> **Given task**: Repeat every record below exactly as written.

> **Data supplied**:
....
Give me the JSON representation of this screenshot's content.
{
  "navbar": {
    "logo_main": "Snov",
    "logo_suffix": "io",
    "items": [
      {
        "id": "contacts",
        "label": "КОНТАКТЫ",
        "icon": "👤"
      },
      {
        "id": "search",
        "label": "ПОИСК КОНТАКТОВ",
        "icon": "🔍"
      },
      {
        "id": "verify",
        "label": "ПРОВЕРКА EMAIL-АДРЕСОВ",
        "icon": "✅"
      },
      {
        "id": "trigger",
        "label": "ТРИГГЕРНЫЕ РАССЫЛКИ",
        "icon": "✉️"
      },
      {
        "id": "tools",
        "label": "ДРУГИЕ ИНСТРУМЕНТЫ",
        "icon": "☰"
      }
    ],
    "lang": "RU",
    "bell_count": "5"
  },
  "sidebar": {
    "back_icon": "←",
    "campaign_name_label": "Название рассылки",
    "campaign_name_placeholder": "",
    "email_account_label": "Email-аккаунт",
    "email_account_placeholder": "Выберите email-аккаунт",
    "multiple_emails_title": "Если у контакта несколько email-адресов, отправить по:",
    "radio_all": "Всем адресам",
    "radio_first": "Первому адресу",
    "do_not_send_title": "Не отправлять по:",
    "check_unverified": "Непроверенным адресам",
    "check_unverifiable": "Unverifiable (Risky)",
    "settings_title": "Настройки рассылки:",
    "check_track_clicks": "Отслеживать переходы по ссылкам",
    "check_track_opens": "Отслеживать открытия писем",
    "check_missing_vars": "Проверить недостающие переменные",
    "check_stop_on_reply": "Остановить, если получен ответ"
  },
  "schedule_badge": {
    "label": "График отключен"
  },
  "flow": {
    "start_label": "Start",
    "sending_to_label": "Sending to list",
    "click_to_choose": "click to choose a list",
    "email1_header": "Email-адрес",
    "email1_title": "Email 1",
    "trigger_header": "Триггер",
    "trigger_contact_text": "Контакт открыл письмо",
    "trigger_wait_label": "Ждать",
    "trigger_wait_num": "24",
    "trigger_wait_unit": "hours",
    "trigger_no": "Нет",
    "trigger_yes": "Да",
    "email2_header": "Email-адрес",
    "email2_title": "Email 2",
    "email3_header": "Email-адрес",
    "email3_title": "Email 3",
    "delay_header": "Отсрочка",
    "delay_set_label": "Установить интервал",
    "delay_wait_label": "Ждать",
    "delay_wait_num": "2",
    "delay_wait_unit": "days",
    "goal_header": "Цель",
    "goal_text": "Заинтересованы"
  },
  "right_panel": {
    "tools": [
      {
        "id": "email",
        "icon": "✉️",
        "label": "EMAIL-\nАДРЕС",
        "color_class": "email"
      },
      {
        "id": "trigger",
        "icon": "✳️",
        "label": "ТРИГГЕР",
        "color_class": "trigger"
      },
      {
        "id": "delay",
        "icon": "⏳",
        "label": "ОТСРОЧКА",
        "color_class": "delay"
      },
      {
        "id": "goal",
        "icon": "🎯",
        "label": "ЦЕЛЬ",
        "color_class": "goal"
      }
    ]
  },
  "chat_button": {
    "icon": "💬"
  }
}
....
> **Output**:
Give me the JSON representation of this screenshot's content.
{
  "navbar": {
    "logo_main": "Snov",
    "logo_suffix": "io",
    "items": [
      {
        "id": "contacts",
        "label": "КОНТАКТЫ",
        "icon": "👤"
      },
      {
        "id": "search",
        "label": "ПОИСК КОНТАКТОВ",
        "icon": "🔍"
      },
      {
        "id": "verify",
        "label": "ПРОВЕРКА EMAIL-АДРЕСОВ",
        "icon": "✅"
      },
      {
        "id": "trigger",
        "label": "ТРИГГЕРНЫЕ РАССЫЛКИ",
        "icon": "✉️"
      },
      {
        "id": "tools",
        "label": "ДРУГИЕ ИНСТРУМЕНТЫ",
        "icon": "☰"
      }
    ],
    "lang": "RU",
    "bell_count": "5"
  },
  "sidebar": {
    "back_icon": "←",
    "campaign_name_label": "Название рассылки",
    "campaign_name_placeholder": "",
    "email_account_label": "Email-аккаунт",
    "email_account_placeholder": "Выберите email-аккаунт",
    "multiple_emails_title": "Если у контакта несколько email-адресов, отправить по:",
    "radio_all": "Всем адресам",
    "radio_first": "Первому адресу",
    "do_not_send_title": "Не отправлять по:",
    "check_unverified": "Непроверенным адресам",
    "check_unverifiable": "Unverifiable (Risky)",
    "settings_title": "Настройки рассылки:",
    "check_track_clicks": "Отслеживать переходы по ссылкам",
    "check_track_opens": "Отслеживать открытия писем",
    "check_missing_vars": "Проверить недостающие переменные",
    "check_stop_on_reply": "Остановить, если получен ответ"
  },
  "schedule_badge": {
    "label": "График отключен"
  },
  "flow": {
    "start_label": "Start",
    "sending_to_label": "Sending to list",
    "click_to_choose": "click to choose a list",
    "email1_header": "Email-адрес",
    "email1_title": "Email 1",
    "trigger_header": "Триггер",
    "trigger_contact_text": "Контакт открыл письмо",
    "trigger_wait_label": "Ждать",
    "trigger_wait_num": "24",
    "trigger_wait_unit": "hours",
    "trigger_no": "Нет",
    "trigger_yes": "Да",
    "email2_header": "Email-адрес",
    "email2_title": "Email 2",
    "email3_header": "Email-адрес",
    "email3_title": "Email 3",
    "delay_header": "Отсрочка",
    "delay_set_label": "Установить интервал",
    "delay_wait_label": "Ждать",
    "delay_wait_num": "2",
    "delay_wait_unit": "days",
    "goal_header": "Цель",
    "goal_text": "Заинтересованы"
  },
  "right_panel": {
    "tools": [
      {
        "id": "email",
        "icon": "✉️",
        "label": "EMAIL-\nАДРЕС",
        "color_class": "email"
      },
      {
        "id": "trigger",
        "icon": "✳️",
        "label": "ТРИГГЕР",
        "color_class": "trigger"
      },
      {
        "id": "delay",
        "icon": "⏳",
        "label": "ОТСРОЧКА",
        "color_class": "delay"
      },
      {
        "id": "goal",
        "icon": "🎯",
        "label": "ЦЕЛЬ",
        "color_class": "goal"
      }
    ]
  },
  "chat_button": {
    "icon": "💬"
  }
}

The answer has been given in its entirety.